#### [WHAT YOU NEED TO DO]
Copy every record below, exactly as written.
========
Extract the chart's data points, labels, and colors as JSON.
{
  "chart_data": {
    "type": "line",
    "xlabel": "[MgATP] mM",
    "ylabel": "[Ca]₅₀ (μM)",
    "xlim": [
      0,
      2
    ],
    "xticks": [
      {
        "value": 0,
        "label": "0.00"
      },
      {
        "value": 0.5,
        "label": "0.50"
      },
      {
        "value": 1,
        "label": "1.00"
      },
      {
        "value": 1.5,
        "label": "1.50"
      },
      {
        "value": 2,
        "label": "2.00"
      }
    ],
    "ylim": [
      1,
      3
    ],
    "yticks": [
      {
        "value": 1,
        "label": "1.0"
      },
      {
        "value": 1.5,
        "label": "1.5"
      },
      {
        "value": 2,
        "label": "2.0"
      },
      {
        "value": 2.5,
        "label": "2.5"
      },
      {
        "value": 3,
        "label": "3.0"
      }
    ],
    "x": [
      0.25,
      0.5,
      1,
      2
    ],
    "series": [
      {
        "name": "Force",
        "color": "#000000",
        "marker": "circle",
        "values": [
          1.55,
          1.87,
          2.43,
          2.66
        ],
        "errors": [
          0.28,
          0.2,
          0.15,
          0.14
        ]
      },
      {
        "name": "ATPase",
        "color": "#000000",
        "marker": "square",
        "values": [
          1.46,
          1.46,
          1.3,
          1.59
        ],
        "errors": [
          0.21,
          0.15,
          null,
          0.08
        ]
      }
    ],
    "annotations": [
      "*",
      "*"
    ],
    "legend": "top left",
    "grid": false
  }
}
========
#### [COMPLETE RESPONSE]
Extract the chart's data points, labels, and colors as JSON.
{
  "chart_data": {
    "type": "line",
    "xlabel": "[MgATP] mM",
    "ylabel": "[Ca]₅₀ (μM)",
    "xlim": [
      0,
      2
    ],
    "xticks": [
      {
        "value": 0,
        "label": "0.00"
      },
      {
        "value": 0.5,
        "label": "0.50"
      },
      {
        "value": 1,
        "label": "1.00"
      },
      {
        "value": 1.5,
        "label": "1.50"
      },
      {
        "value": 2,
        "label": "2.00"
      }
    ],
    "ylim": [
      1,
      3
    ],
    "yticks": [
      {
        "value": 1,
        "label": "1.0"
      },
      {
        "value": 1.5,
        "label": "1.5"
      },
      {
        "value": 2,
        "label": "2.0"
      },
      {
        "value": 2.5,
        "label": "2.5"
      },
      {
        "value": 3,
        "label": "3.0"
      }
    ],
    "x": [
      0.25,
      0.5,
      1,
      2
    ],
    "series": [
      {
        "name": "Force",
        "color": "#000000",
        "marker": "circle",
        "values": [
          1.55,
          1.87,
          2.43,
          2.66
        ],
        "errors": [
          0.28,
          0.2,
          0.15,
          0.14
        ]
      },
      {
        "name": "ATPase",
        "color": "#000000",
        "marker": "square",
        "values": [
          1.46,
          1.46,
          1.3,
          1.59
        ],
        "errors": [
          0.21,
          0.15,
          null,
          0.08
        ]
      }
    ],
    "annotations": [
      "*",
      "*"
    ],
    "legend": "top left",
    "grid": false
  }
}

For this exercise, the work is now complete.